The task »
Present the following data again exactly as it is shown.
═══ Available data
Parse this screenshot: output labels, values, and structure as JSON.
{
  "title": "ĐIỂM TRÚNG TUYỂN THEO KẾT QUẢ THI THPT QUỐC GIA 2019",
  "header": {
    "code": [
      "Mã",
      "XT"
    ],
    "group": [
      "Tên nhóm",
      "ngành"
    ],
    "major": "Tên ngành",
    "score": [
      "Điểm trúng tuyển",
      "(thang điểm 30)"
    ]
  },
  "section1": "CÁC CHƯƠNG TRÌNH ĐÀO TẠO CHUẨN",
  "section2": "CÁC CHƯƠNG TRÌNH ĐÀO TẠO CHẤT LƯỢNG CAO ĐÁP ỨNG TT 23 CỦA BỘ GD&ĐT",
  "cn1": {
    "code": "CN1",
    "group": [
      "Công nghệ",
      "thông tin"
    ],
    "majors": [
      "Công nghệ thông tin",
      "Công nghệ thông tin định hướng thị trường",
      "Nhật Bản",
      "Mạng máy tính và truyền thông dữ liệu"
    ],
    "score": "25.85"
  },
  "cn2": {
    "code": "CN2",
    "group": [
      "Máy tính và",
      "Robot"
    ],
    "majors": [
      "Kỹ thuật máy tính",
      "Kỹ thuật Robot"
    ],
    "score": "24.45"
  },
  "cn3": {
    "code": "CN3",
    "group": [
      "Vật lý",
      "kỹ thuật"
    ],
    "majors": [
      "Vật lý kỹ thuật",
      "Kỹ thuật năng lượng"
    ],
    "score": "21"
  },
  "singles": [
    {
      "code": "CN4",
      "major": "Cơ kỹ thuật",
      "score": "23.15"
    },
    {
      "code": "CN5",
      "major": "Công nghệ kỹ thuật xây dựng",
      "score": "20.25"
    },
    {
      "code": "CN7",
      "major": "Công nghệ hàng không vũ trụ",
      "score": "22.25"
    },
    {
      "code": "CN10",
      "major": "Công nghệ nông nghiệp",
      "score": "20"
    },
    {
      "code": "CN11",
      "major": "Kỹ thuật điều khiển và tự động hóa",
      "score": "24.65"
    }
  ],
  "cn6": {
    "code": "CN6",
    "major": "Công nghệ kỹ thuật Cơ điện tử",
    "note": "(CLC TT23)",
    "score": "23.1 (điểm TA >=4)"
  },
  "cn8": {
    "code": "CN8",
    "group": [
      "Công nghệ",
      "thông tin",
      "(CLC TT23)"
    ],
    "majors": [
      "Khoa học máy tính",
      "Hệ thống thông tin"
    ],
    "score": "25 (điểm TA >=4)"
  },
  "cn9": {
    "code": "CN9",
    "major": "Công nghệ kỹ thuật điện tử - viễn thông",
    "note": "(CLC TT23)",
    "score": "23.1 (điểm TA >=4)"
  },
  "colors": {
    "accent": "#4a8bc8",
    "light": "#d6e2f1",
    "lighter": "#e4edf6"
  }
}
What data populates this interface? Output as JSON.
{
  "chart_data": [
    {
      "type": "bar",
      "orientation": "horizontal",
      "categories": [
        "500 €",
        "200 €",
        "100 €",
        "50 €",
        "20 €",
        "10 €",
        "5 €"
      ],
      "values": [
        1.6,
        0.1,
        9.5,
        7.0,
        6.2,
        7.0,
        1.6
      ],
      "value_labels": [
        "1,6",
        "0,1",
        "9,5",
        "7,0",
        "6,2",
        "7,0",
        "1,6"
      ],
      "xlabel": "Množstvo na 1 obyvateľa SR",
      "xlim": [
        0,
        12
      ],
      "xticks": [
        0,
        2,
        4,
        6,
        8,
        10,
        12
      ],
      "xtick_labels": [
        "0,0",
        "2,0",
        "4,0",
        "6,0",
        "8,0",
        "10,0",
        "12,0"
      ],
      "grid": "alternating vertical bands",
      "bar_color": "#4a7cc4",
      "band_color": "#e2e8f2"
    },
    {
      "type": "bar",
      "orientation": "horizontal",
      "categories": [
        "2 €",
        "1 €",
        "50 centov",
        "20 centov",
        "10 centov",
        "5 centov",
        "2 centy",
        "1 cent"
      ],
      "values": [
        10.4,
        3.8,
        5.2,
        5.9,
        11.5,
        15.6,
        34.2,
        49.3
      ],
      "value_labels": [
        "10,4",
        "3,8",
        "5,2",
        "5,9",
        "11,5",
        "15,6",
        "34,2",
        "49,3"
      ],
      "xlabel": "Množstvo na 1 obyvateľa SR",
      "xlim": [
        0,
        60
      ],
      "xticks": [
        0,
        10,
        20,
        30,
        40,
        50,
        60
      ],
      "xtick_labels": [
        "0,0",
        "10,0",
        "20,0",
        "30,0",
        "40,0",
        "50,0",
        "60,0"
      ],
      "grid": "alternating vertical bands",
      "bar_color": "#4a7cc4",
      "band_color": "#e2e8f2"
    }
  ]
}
══════
Correct result »
Parse this screenshot: output labels, values, and structure as JSON.
{
  "title": "ĐIỂM TRÚNG TUYỂN THEO KẾT QUẢ THI THPT QUỐC GIA 2019",
  "header": {
    "code": [
      "Mã",
      "XT"
    ],
    "group": [
      "Tên nhóm",
      "ngành"
    ],
    "major": "Tên ngành",
    "score": [
      "Điểm trúng tuyển",
      "(thang điểm 30)"
    ]
  },
  "section1": "CÁC CHƯƠNG TRÌNH ĐÀO TẠO CHUẨN",
  "section2": "CÁC CHƯƠNG TRÌNH ĐÀO TẠO CHẤT LƯỢNG CAO ĐÁP ỨNG TT 23 CỦA BỘ GD&ĐT",
  "cn1": {
    "code": "CN1",
    "group": [
      "Công nghệ",
      "thông tin"
    ],
    "majors": [
      "Công nghệ thông tin",
      "Công nghệ thông tin định hướng thị trường",
      "Nhật Bản",
      "Mạng máy tính và truyền thông dữ liệu"
    ],
    "score": "25.85"
  },
  "cn2": {
    "code": "CN2",
    "group": [
      "Máy tính và",
      "Robot"
    ],
    "majors": [
      "Kỹ thuật máy tính",
      "Kỹ thuật Robot"
    ],
    "score": "24.45"
  },
  "cn3": {
    "code": "CN3",
    "group": [
      "Vật lý",
      "kỹ thuật"
    ],
    "majors": [
      "Vật lý kỹ thuật",
      "Kỹ thuật năng lượng"
    ],
    "score": "21"
  },
  "singles": [
    {
      "code": "CN4",
      "major": "Cơ kỹ thuật",
      "score": "23.15"
    },
    {
      "code": "CN5",
      "major": "Công nghệ kỹ thuật xây dựng",
      "score": "20.25"
    },
    {
      "code": "CN7",
      "major": "Công nghệ hàng không vũ trụ",
      "score": "22.25"
    },
    {
      "code": "CN10",
      "major": "Công nghệ nông nghiệp",
      "score": "20"
    },
    {
      "code": "CN11",
      "major": "Kỹ thuật điều khiển và tự động hóa",
      "score": "24.65"
    }
  ],
  "cn6": {
    "code": "CN6",
    "major": "Công nghệ kỹ thuật Cơ điện tử",
    "note": "(CLC TT23)",
    "score": "23.1 (điểm TA >=4)"
  },
  "cn8": {
    "code": "CN8",
    "group": [
      "Công nghệ",
      "thông tin",
      "(CLC TT23)"
    ],
    "majors": [
      "Khoa học máy tính",
      "Hệ thống thông tin"
    ],
    "score": "25 (điểm TA >=4)"
  },
  "cn9": {
    "code": "CN9",
    "major": "Công nghệ kỹ thuật điện tử - viễn thông",
    "note": "(CLC TT23)",
    "score": "23.1 (điểm TA >=4)"
  },
  "colors": {
    "accent": "#4a8bc8",
    "light": "#d6e2f1",
    "lighter": "#e4edf6"
  }
}
What data populates this interface? Output as JSON.
{
  "chart_data": [
    {
      "type": "bar",
      "orientation": "horizontal",
      "categories": [
        "500 €",
        "200 €",
        "100 €",
        "50 €",
        "20 €",
        "10 €",
        "5 €"
      ],
      "values": [
        1.6,
        0.1,
        9.5,
        7.0,
        6.2,
        7.0,
        1.6
      ],
      "value_labels": [
        "1,6",
        "0,1",
        "9,5",
        "7,0",
        "6,2",
        "7,0",
        "1,6"
      ],
      "xlabel": "Množstvo na 1 obyvateľa SR",
      "xlim": [
        0,
        12
      ],
      "xticks": [
        0,
        2,
        4,
        6,
        8,
        10,
        12
      ],
      "xtick_labels": [
        "0,0",
        "2,0",
        "4,0",
        "6,0",
        "8,0",
        "10,0",
        "12,0"
      ],
      "grid": "alternating vertical bands",
      "bar_color": "#4a7cc4",
      "band_color": "#e2e8f2"
    },
    {
      "type": "bar",
      "orientation": "horizontal",
      "categories": [
        "2 €",
        "1 €",
        "50 centov",
        "20 centov",
        "10 centov",
        "5 centov",
        "2 centy",
        "1 cent"
      ],
      "values": [
        10.4,
        3.8,
        5.2,
        5.9,
        11.5,
        15.6,
        34.2,
        49.3
      ],
      "value_labels": [
        "10,4",
        "3,8",
        "5,2",
        "5,9",
        "11,5",
        "15,6",
        "34,2",
        "49,3"
      ],
      "xlabel": "Množstvo na 1 obyvateľa SR",
      "xlim": [
        0,
        60
      ],
      "xticks": [
        0,
        10,
        20,
        30,
        40,
        50,
        60
      ],
      "xtick_labels": [
        "0,0",
        "10,0",
        "20,0",
        "30,0",
        "40,0",
        "50,0",
        "60,0"
      ],
      "grid": "alternating vertical bands",
      "bar_color": "#4a7cc4",
      "band_color": "#e2e8f2"
    }
  ]
}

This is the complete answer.